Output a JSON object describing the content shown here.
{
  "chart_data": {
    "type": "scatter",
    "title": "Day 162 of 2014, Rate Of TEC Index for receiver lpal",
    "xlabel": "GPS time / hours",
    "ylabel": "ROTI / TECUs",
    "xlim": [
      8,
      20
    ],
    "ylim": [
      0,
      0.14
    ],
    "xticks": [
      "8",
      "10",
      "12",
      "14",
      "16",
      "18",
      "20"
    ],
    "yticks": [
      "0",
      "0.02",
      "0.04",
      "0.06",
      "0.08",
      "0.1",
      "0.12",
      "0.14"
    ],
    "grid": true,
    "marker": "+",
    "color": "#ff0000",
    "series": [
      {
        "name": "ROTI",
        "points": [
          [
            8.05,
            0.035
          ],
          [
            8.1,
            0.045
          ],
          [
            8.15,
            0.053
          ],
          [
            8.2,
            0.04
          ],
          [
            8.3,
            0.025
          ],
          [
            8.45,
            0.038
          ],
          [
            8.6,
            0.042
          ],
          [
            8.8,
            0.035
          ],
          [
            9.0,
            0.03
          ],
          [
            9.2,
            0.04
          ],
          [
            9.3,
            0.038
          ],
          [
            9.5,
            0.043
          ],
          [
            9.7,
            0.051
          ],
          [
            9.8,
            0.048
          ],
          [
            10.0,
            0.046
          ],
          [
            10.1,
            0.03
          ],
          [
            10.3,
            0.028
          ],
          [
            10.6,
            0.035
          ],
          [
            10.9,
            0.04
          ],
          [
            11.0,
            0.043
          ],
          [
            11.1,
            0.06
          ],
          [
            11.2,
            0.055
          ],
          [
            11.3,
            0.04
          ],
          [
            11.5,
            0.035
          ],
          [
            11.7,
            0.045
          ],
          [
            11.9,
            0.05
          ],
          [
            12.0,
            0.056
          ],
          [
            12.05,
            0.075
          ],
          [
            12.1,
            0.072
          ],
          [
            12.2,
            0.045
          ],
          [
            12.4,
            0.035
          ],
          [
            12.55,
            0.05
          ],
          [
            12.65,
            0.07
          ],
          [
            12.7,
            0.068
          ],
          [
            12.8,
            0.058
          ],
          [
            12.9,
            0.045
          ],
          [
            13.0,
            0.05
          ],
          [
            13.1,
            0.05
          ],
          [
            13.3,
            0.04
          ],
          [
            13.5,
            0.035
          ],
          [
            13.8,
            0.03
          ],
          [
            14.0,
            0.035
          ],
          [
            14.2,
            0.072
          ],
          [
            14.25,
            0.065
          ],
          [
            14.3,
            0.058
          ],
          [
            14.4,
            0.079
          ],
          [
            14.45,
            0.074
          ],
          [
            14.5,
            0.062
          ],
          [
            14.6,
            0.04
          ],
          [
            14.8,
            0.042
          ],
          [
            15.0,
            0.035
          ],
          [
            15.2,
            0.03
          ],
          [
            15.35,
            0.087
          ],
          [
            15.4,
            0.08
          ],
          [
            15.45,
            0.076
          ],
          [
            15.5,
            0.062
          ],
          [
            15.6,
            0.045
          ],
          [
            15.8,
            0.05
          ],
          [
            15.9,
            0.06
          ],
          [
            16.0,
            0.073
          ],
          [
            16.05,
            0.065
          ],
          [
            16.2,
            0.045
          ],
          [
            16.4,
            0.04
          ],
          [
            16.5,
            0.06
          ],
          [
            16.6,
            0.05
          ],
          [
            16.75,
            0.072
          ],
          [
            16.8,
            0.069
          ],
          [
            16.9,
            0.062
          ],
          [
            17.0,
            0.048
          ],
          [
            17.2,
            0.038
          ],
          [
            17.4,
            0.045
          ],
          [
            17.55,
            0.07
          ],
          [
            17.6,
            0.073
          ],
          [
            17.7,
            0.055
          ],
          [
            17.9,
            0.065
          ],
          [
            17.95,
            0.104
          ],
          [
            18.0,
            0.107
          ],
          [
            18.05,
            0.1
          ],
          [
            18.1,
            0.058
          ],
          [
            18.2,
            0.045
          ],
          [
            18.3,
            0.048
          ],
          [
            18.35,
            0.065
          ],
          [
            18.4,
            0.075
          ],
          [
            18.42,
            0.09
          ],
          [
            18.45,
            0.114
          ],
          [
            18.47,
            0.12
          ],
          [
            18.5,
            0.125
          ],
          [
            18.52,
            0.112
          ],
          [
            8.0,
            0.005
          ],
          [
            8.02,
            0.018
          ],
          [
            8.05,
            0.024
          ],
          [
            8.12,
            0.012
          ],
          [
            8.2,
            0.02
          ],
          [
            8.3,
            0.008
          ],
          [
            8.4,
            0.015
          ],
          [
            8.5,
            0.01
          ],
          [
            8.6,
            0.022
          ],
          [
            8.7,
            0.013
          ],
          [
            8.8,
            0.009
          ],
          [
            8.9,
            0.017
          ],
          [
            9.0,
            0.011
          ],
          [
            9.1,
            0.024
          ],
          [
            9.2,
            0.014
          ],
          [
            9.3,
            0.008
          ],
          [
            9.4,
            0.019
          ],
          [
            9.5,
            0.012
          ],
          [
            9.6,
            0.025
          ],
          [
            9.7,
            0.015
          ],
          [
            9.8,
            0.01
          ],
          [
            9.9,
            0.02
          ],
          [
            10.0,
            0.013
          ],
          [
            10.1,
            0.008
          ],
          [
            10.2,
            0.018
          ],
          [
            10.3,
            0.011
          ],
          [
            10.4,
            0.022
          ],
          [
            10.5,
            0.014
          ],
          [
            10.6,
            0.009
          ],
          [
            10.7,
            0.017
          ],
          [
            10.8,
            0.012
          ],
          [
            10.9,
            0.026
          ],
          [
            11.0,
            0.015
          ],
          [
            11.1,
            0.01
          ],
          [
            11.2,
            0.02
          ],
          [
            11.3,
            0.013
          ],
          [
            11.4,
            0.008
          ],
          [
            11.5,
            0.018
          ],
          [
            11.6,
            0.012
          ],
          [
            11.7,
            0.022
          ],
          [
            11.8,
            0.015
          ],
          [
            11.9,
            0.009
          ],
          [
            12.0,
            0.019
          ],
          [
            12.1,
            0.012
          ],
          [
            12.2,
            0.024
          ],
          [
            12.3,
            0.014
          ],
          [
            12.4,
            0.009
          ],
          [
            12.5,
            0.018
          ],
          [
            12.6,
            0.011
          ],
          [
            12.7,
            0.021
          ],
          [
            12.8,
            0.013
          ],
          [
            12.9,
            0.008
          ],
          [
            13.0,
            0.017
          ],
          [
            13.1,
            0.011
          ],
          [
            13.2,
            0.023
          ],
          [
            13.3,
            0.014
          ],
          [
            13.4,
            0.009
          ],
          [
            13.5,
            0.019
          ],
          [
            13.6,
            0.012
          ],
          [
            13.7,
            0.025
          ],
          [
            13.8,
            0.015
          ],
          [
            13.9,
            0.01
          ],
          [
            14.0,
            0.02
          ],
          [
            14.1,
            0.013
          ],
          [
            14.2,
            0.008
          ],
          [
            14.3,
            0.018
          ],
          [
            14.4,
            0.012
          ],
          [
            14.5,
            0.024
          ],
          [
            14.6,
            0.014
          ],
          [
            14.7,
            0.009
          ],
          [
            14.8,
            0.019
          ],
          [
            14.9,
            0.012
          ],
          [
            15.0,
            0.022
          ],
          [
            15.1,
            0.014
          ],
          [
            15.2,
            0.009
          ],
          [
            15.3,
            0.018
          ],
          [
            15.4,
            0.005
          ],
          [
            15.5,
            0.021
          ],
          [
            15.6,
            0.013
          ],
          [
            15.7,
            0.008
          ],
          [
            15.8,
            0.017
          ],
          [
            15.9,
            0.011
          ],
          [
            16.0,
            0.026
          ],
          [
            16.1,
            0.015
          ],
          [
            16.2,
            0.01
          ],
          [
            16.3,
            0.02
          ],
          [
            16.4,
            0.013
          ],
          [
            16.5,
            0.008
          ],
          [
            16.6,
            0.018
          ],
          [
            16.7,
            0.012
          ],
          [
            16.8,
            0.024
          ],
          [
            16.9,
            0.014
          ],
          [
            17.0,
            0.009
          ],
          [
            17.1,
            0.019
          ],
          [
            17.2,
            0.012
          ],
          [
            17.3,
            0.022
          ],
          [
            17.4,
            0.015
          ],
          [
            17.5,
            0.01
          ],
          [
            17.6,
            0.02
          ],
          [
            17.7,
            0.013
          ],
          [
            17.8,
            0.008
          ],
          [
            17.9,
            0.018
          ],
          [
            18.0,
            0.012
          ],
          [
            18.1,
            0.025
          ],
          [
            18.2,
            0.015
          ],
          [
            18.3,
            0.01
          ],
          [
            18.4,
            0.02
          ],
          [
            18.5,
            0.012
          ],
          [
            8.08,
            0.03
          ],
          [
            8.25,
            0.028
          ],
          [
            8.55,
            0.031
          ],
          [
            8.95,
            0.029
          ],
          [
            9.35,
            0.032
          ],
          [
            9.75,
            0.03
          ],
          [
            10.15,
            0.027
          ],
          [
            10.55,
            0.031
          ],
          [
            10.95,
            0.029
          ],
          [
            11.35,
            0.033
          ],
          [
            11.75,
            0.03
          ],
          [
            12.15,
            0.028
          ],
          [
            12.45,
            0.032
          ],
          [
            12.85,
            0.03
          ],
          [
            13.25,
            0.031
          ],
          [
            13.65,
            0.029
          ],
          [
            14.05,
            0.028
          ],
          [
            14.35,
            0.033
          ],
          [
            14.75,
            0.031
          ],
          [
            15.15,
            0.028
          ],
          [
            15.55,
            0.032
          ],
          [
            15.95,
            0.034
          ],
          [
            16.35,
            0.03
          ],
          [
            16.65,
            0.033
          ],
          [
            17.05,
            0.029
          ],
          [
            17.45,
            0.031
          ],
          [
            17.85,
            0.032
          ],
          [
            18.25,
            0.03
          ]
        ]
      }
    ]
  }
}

_ _ _ _

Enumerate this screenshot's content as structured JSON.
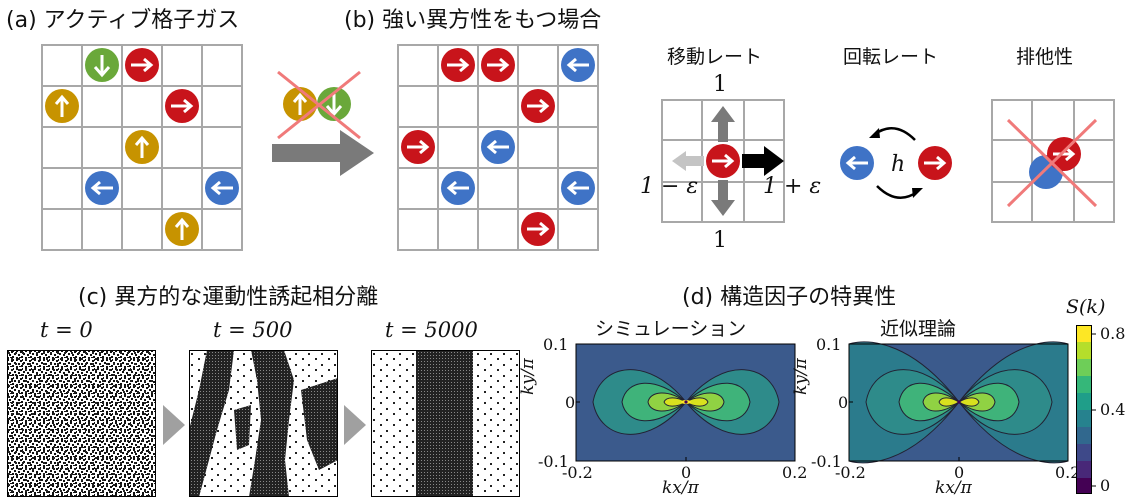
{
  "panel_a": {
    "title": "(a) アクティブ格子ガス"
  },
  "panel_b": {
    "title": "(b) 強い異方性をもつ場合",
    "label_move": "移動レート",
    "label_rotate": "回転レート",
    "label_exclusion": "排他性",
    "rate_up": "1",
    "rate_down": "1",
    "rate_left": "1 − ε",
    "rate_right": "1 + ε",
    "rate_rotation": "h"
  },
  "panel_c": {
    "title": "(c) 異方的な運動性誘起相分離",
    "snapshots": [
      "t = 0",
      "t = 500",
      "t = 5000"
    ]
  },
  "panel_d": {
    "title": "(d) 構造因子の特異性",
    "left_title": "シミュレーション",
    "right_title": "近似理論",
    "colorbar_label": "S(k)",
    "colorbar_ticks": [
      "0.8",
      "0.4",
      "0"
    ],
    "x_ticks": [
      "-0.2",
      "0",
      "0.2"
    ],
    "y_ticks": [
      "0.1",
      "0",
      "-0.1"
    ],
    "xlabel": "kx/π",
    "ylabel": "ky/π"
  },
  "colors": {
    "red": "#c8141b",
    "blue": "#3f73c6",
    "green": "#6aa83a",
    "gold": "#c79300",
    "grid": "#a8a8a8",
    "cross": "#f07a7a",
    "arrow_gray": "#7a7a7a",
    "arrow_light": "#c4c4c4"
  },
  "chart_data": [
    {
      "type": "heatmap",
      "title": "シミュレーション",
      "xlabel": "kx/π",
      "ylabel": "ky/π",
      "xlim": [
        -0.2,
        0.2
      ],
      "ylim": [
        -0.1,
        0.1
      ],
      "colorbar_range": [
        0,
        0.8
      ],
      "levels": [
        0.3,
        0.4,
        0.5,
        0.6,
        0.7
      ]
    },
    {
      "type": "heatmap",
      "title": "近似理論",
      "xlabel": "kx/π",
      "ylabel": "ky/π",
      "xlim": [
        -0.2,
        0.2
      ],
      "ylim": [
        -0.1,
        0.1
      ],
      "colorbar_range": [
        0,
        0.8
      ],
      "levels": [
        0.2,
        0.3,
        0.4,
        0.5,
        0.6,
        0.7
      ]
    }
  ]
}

_ _ _ _

Exercise aim | Pull every line containing the word "xlabel" out of the material.

The solution |
    "xlabel": "GPS time / hours",
    "xlabel": "kx/π",
      "xlabel": "kx/π",
      "xlabel": "kx/π",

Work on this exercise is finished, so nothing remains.